**Written task**
Copy the entries below exactly. Images do not belong in the copy.
►
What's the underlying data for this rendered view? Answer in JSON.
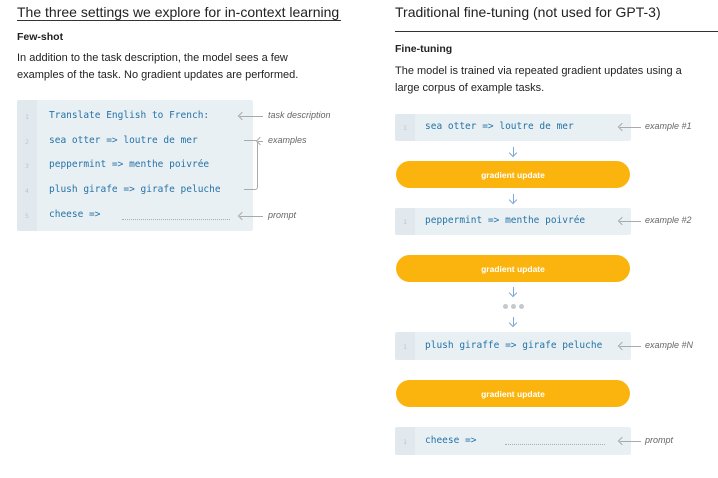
{
  "left": {
    "title": "The three settings we explore for in-context learning",
    "subhead": "Few-shot",
    "description": "In addition to the task description, the model sees a few examples of the task. No gradient updates are performed.",
    "code_lines": [
      {
        "num": "1",
        "text": "Translate English to French:"
      },
      {
        "num": "2",
        "text": "sea otter => loutre de mer"
      },
      {
        "num": "3",
        "text": "peppermint => menthe poivrée"
      },
      {
        "num": "4",
        "text": "plush girafe => girafe peluche"
      },
      {
        "num": "5",
        "text": "cheese =>"
      }
    ],
    "annotations": {
      "task_description": "task description",
      "examples": "examples",
      "prompt": "prompt"
    }
  },
  "right": {
    "title": "Traditional fine-tuning (not used for GPT-3)",
    "subhead": "Fine-tuning",
    "description": "The model is trained via repeated gradient updates using a large corpus of example tasks.",
    "boxes": [
      {
        "num": "1",
        "text": "sea otter => loutre de mer",
        "annotation": "example #1"
      },
      {
        "num": "1",
        "text": "peppermint => menthe poivrée",
        "annotation": "example #2"
      },
      {
        "num": "1",
        "text": "plush giraffe => girafe peluche",
        "annotation": "example #N"
      },
      {
        "num": "1",
        "text": "cheese =>",
        "annotation": "prompt"
      }
    ],
    "gradient_label": "gradient update"
  },
  "colors": {
    "code_text": "#2573a7",
    "code_bg": "#e9f0f4",
    "pill": "#fbb40e",
    "arrow": "#7fa9d4"
  }
}
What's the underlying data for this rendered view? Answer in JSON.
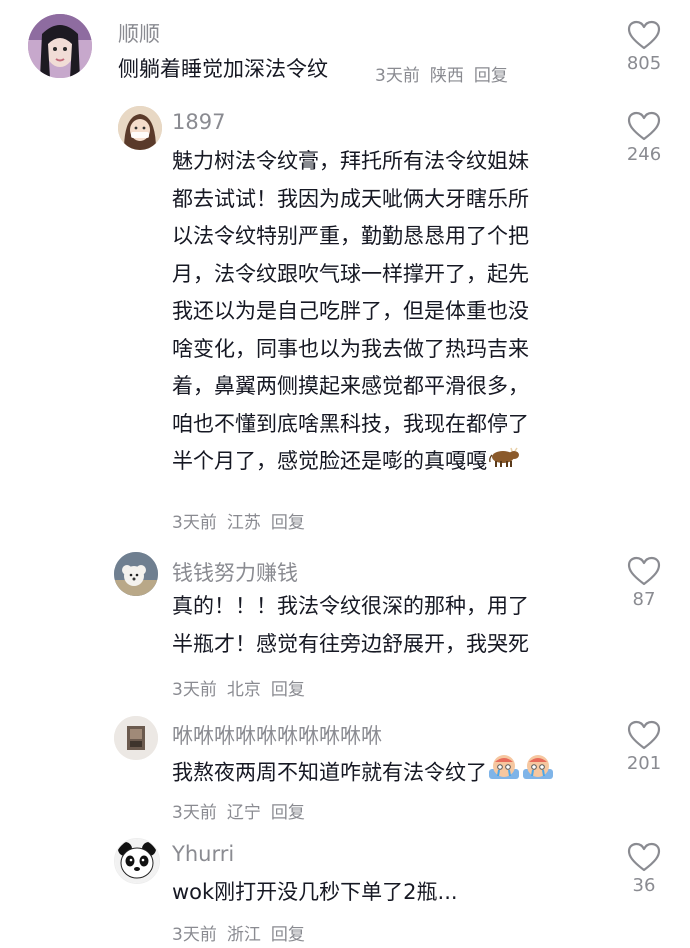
{
  "comments": [
    {
      "username": "顺顺",
      "text_lines": [
        "侧躺着睡觉加深法令纹"
      ],
      "time": "3天前",
      "location": "陕西",
      "reply_label": "回复",
      "likes": "805",
      "avatar_icon": "avatar-girl-purple"
    },
    {
      "username": "1897",
      "text_lines": [
        "魅力树法令纹膏，拜托所有法令纹姐妹",
        "都去试试！我因为成天呲俩大牙瞎乐所",
        "以法令纹特别严重，勤勤恳恳用了个把",
        "月，法令纹跟吹气球一样撑开了，起先",
        "我还以为是自己吃胖了，但是体重也没",
        "啥变化，同事也以为我去做了热玛吉来",
        "着，鼻翼两侧摸起来感觉都平滑很多，",
        "咱也不懂到底啥黑科技，我现在都停了",
        "半个月了，感觉脸还是嘭的真嘎嘎"
      ],
      "trailing_emoji": "cow-emoji",
      "time": "3天前",
      "location": "江苏",
      "reply_label": "回复",
      "likes": "246",
      "avatar_icon": "avatar-illustrated-girl"
    },
    {
      "username": "钱钱努力赚钱",
      "text_lines": [
        "真的！！！我法令纹很深的那种，用了",
        "半瓶才！感觉有往旁边舒展开，我哭死"
      ],
      "time": "3天前",
      "location": "北京",
      "reply_label": "回复",
      "likes": "87",
      "avatar_icon": "avatar-dog"
    },
    {
      "username": "咻咻咻咻咻咻咻咻咻咻",
      "text_lines": [
        "我熬夜两周不知道咋就有法令纹了"
      ],
      "trailing_emoji": "crying-face-emoji",
      "time": "3天前",
      "location": "辽宁",
      "reply_label": "回复",
      "likes": "201",
      "avatar_icon": "avatar-photo"
    },
    {
      "username": "Yhurri",
      "text_lines": [
        "wok刚打开没几秒下单了2瓶..."
      ],
      "time": "3天前",
      "location": "浙江",
      "reply_label": "回复",
      "likes": "36",
      "avatar_icon": "avatar-panda"
    }
  ],
  "colors": {
    "text": "#161823",
    "secondary": "#8a8b91",
    "background": "#ffffff"
  }
}
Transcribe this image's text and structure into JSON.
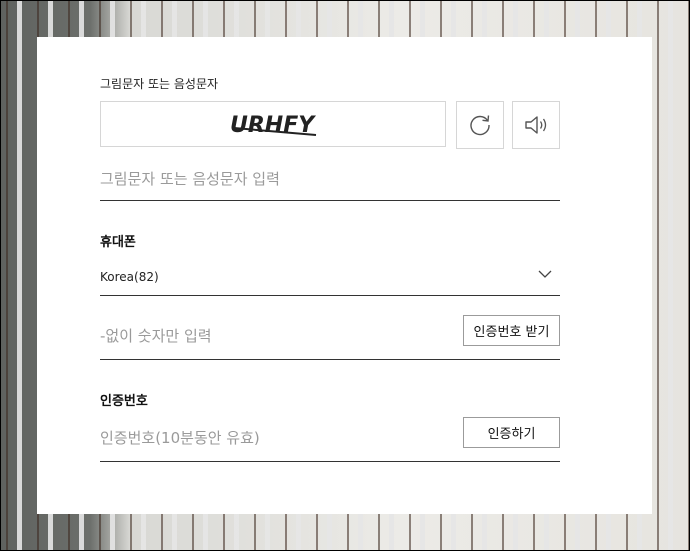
{
  "captcha": {
    "label": "그림문자 또는 음성문자",
    "image_text": "URHFY",
    "refresh_icon": "refresh-icon",
    "audio_icon": "speaker-icon",
    "input_placeholder": "그림문자 또는 음성문자 입력"
  },
  "phone": {
    "title": "휴대폰",
    "country_selected": "Korea(82)",
    "number_placeholder": "-없이 숫자만 입력",
    "request_code_button": "인증번호 받기"
  },
  "verification": {
    "title": "인증번호",
    "code_placeholder": "인증번호(10분동안 유효)",
    "verify_button": "인증하기"
  }
}
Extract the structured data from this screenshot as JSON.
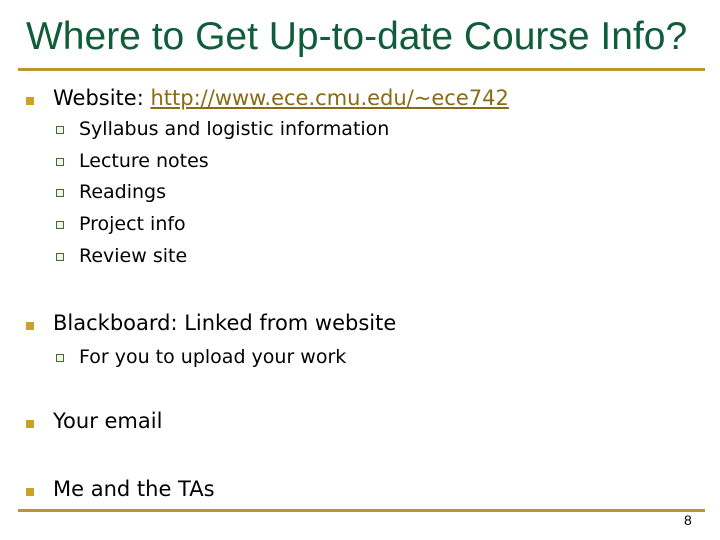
{
  "slide": {
    "title": "Where to Get Up-to-date Course Info?",
    "page_number": "8"
  },
  "bullets": [
    {
      "label": "Website:",
      "link": "http://www.ece.cmu.edu/~ece742",
      "children": [
        "Syllabus and logistic information",
        "Lecture notes",
        "Readings",
        "Project info",
        "Review site"
      ]
    },
    {
      "label": "Blackboard: Linked from website",
      "children": [
        "For you to upload your work"
      ]
    },
    {
      "label": "Your email"
    },
    {
      "label": "Me and the TAs"
    }
  ],
  "colors": {
    "title": "#0f5d3a",
    "rule": "#b8972f",
    "bullet": "#c9a227",
    "link": "#8a6a14"
  }
}
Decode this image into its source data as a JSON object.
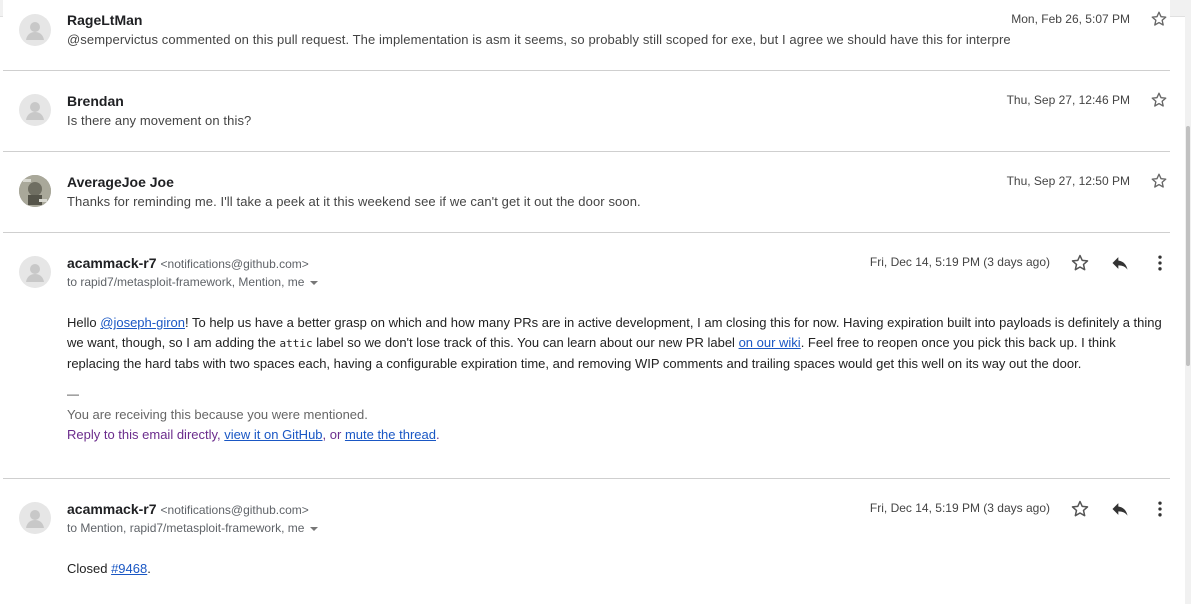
{
  "messages": [
    {
      "sender": "RageLtMan",
      "snippet": "@sempervictus commented on this pull request. The implementation is asm it seems, so probably still scoped for exe, but I agree we should have this for interpre",
      "date": "Mon, Feb 26, 5:07 PM"
    },
    {
      "sender": "Brendan",
      "snippet": "Is there any movement on this?",
      "date": "Thu, Sep 27, 12:46 PM"
    },
    {
      "sender": "AverageJoe Joe",
      "snippet": "Thanks for reminding me. I'll take a peek at it this weekend see if we can't get it out the door soon.",
      "date": "Thu, Sep 27, 12:50 PM"
    }
  ],
  "expanded": [
    {
      "sender": "acammack-r7",
      "email": "<notifications@github.com>",
      "to": "to rapid7/metasploit-framework, Mention, me",
      "date": "Fri, Dec 14, 5:19 PM (3 days ago)",
      "body": {
        "p1": "Hello ",
        "mention": "@joseph-giron",
        "p2": "! To help us have a better grasp on which and how many PRs are in active development, I am closing this for now. Having expiration built into payloads is definitely a thing",
        "p3": "we want, though, so I am adding the ",
        "code": "attic",
        "p4": " label so we don't lose track of this. You can learn about our new PR label ",
        "wiki_link": "on our wiki",
        "p5": ". Feel free to reopen once you pick this back up. I think",
        "p6": "replacing the hard tabs with two spaces each, having a configurable expiration time, and removing WIP comments and trailing spaces would get this well on its way out the door."
      },
      "sig_dash": "—",
      "receiving": "You are receiving this because you were mentioned.",
      "reply_text": "Reply to this email directly, ",
      "view_link": "view it on GitHub",
      "or_text": ", or ",
      "mute_link": "mute the thread",
      "end": "."
    },
    {
      "sender": "acammack-r7",
      "email": "<notifications@github.com>",
      "to": "to Mention, rapid7/metasploit-framework, me",
      "date": "Fri, Dec 14, 5:19 PM (3 days ago)",
      "closed_text": "Closed ",
      "pr_link": "#9468",
      "end": "."
    }
  ],
  "icons": {
    "star": "star-icon",
    "reply": "reply-icon",
    "more": "more-vert-icon",
    "avatar": "default-avatar-icon"
  }
}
◄
**Answer below**
What's the underlying data for this rendered view? Answer in JSON.
{
  "left": {
    "title": "The three settings we explore for in-context learning",
    "subhead": "Few-shot",
    "description": "In addition to the task description, the model sees a few examples of the task. No gradient updates are performed.",
    "code_lines": [
      {
        "num": "1",
        "text": "Translate English to French:"
      },
      {
        "num": "2",
        "text": "sea otter => loutre de mer"
      },
      {
        "num": "3",
        "text": "peppermint => menthe poivrée"
      },
      {
        "num": "4",
        "text": "plush girafe => girafe peluche"
      },
      {
        "num": "5",
        "text": "cheese =>"
      }
    ],
    "annotations": {
      "task_description": "task description",
      "examples": "examples",
      "prompt": "prompt"
    }
  },
  "right": {
    "title": "Traditional fine-tuning (not used for GPT-3)",
    "subhead": "Fine-tuning",
    "description": "The model is trained via repeated gradient updates using a large corpus of example tasks.",
    "boxes": [
      {
        "num": "1",
        "text": "sea otter => loutre de mer",
        "annotation": "example #1"
      },
      {
        "num": "1",
        "text": "peppermint => menthe poivrée",
        "annotation": "example #2"
      },
      {
        "num": "1",
        "text": "plush giraffe => girafe peluche",
        "annotation": "example #N"
      },
      {
        "num": "1",
        "text": "cheese =>",
        "annotation": "prompt"
      }
    ],
    "gradient_label": "gradient update"
  },
  "colors": {
    "code_text": "#2573a7",
    "code_bg": "#e9f0f4",
    "pill": "#fbb40e",
    "arrow": "#7fa9d4"
  }
}
What's the underlying data for this rendered view? Answer in JSON.
{
  "comments": [
    {
      "username": "顺顺",
      "text_lines": [
        "侧躺着睡觉加深法令纹"
      ],
      "time": "3天前",
      "location": "陕西",
      "reply_label": "回复",
      "likes": "805",
      "avatar_icon": "avatar-girl-purple"
    },
    {
      "username": "1897",
      "text_lines": [
        "魅力树法令纹膏，拜托所有法令纹姐妹",
        "都去试试！我因为成天呲俩大牙瞎乐所",
        "以法令纹特别严重，勤勤恳恳用了个把",
        "月，法令纹跟吹气球一样撑开了，起先",
        "我还以为是自己吃胖了，但是体重也没",
        "啥变化，同事也以为我去做了热玛吉来",
        "着，鼻翼两侧摸起来感觉都平滑很多，",
        "咱也不懂到底啥黑科技，我现在都停了",
        "半个月了，感觉脸还是嘭的真嘎嘎"
      ],
      "trailing_emoji": "cow-emoji",
      "time": "3天前",
      "location": "江苏",
      "reply_label": "回复",
      "likes": "246",
      "avatar_icon": "avatar-illustrated-girl"
    },
    {
      "username": "钱钱努力赚钱",
      "text_lines": [
        "真的！！！我法令纹很深的那种，用了",
        "半瓶才！感觉有往旁边舒展开，我哭死"
      ],
      "time": "3天前",
      "location": "北京",
      "reply_label": "回复",
      "likes": "87",
      "avatar_icon": "avatar-dog"
    },
    {
      "username": "咻咻咻咻咻咻咻咻咻咻",
      "text_lines": [
        "我熬夜两周不知道咋就有法令纹了"
      ],
      "trailing_emoji": "crying-face-emoji",
      "time": "3天前",
      "location": "辽宁",
      "reply_label": "回复",
      "likes": "201",
      "avatar_icon": "avatar-photo"
    },
    {
      "username": "Yhurri",
      "text_lines": [
        "wok刚打开没几秒下单了2瓶..."
      ],
      "time": "3天前",
      "location": "浙江",
      "reply_label": "回复",
      "likes": "36",
      "avatar_icon": "avatar-panda"
    }
  ],
  "colors": {
    "text": "#161823",
    "secondary": "#8a8b91",
    "background": "#ffffff"
  }
}
Transcribe this image's text and structure into JSON.
{
  "captcha": {
    "label": "그림문자 또는 음성문자",
    "image_text": "URHFY",
    "refresh_icon": "refresh-icon",
    "audio_icon": "speaker-icon",
    "input_placeholder": "그림문자 또는 음성문자 입력"
  },
  "phone": {
    "title": "휴대폰",
    "country_selected": "Korea(82)",
    "number_placeholder": "-없이 숫자만 입력",
    "request_code_button": "인증번호 받기"
  },
  "verification": {
    "title": "인증번호",
    "code_placeholder": "인증번호(10분동안 유효)",
    "verify_button": "인증하기"
  }
}
Extract the structured data from this screenshot as JSON.
{
  "slide": {
    "title": "Where to Get Up-to-date Course Info?",
    "page_number": "8"
  },
  "bullets": [
    {
      "label": "Website:",
      "link": "http://www.ece.cmu.edu/~ece742",
      "children": [
        "Syllabus and logistic information",
        "Lecture notes",
        "Readings",
        "Project info",
        "Review site"
      ]
    },
    {
      "label": "Blackboard: Linked from website",
      "children": [
        "For you to upload your work"
      ]
    },
    {
      "label": "Your email"
    },
    {
      "label": "Me and the TAs"
    }
  ],
  "colors": {
    "title": "#0f5d3a",
    "rule": "#b8972f",
    "bullet": "#c9a227",
    "link": "#8a6a14"
  }
}
Decode this image into its source data as a JSON object.
{
  "messages": [
    {
      "sender": "RageLtMan",
      "snippet": "@sempervictus commented on this pull request. The implementation is asm it seems, so probably still scoped for exe, but I agree we should have this for interpre",
      "date": "Mon, Feb 26, 5:07 PM"
    },
    {
      "sender": "Brendan",
      "snippet": "Is there any movement on this?",
      "date": "Thu, Sep 27, 12:46 PM"
    },
    {
      "sender": "AverageJoe Joe",
      "snippet": "Thanks for reminding me. I'll take a peek at it this weekend see if we can't get it out the door soon.",
      "date": "Thu, Sep 27, 12:50 PM"
    }
  ],
  "expanded": [
    {
      "sender": "acammack-r7",
      "email": "<notifications@github.com>",
      "to": "to rapid7/metasploit-framework, Mention, me",
      "date": "Fri, Dec 14, 5:19 PM (3 days ago)",
      "body": {
        "p1": "Hello ",
        "mention": "@joseph-giron",
        "p2": "! To help us have a better grasp on which and how many PRs are in active development, I am closing this for now. Having expiration built into payloads is definitely a thing",
        "p3": "we want, though, so I am adding the ",
        "code": "attic",
        "p4": " label so we don't lose track of this. You can learn about our new PR label ",
        "wiki_link": "on our wiki",
        "p5": ". Feel free to reopen once you pick this back up. I think",
        "p6": "replacing the hard tabs with two spaces each, having a configurable expiration time, and removing WIP comments and trailing spaces would get this well on its way out the door."
      },
      "sig_dash": "—",
      "receiving": "You are receiving this because you were mentioned.",
      "reply_text": "Reply to this email directly, ",
      "view_link": "view it on GitHub",
      "or_text": ", or ",
      "mute_link": "mute the thread",
      "end": "."
    },
    {
      "sender": "acammack-r7",
      "email": "<notifications@github.com>",
      "to": "to Mention, rapid7/metasploit-framework, me",
      "date": "Fri, Dec 14, 5:19 PM (3 days ago)",
      "closed_text": "Closed ",
      "pr_link": "#9468",
      "end": "."
    }
  ],
  "icons": {
    "star": "star-icon",
    "reply": "reply-icon",
    "more": "more-vert-icon",
    "avatar": "default-avatar-icon"
  }
}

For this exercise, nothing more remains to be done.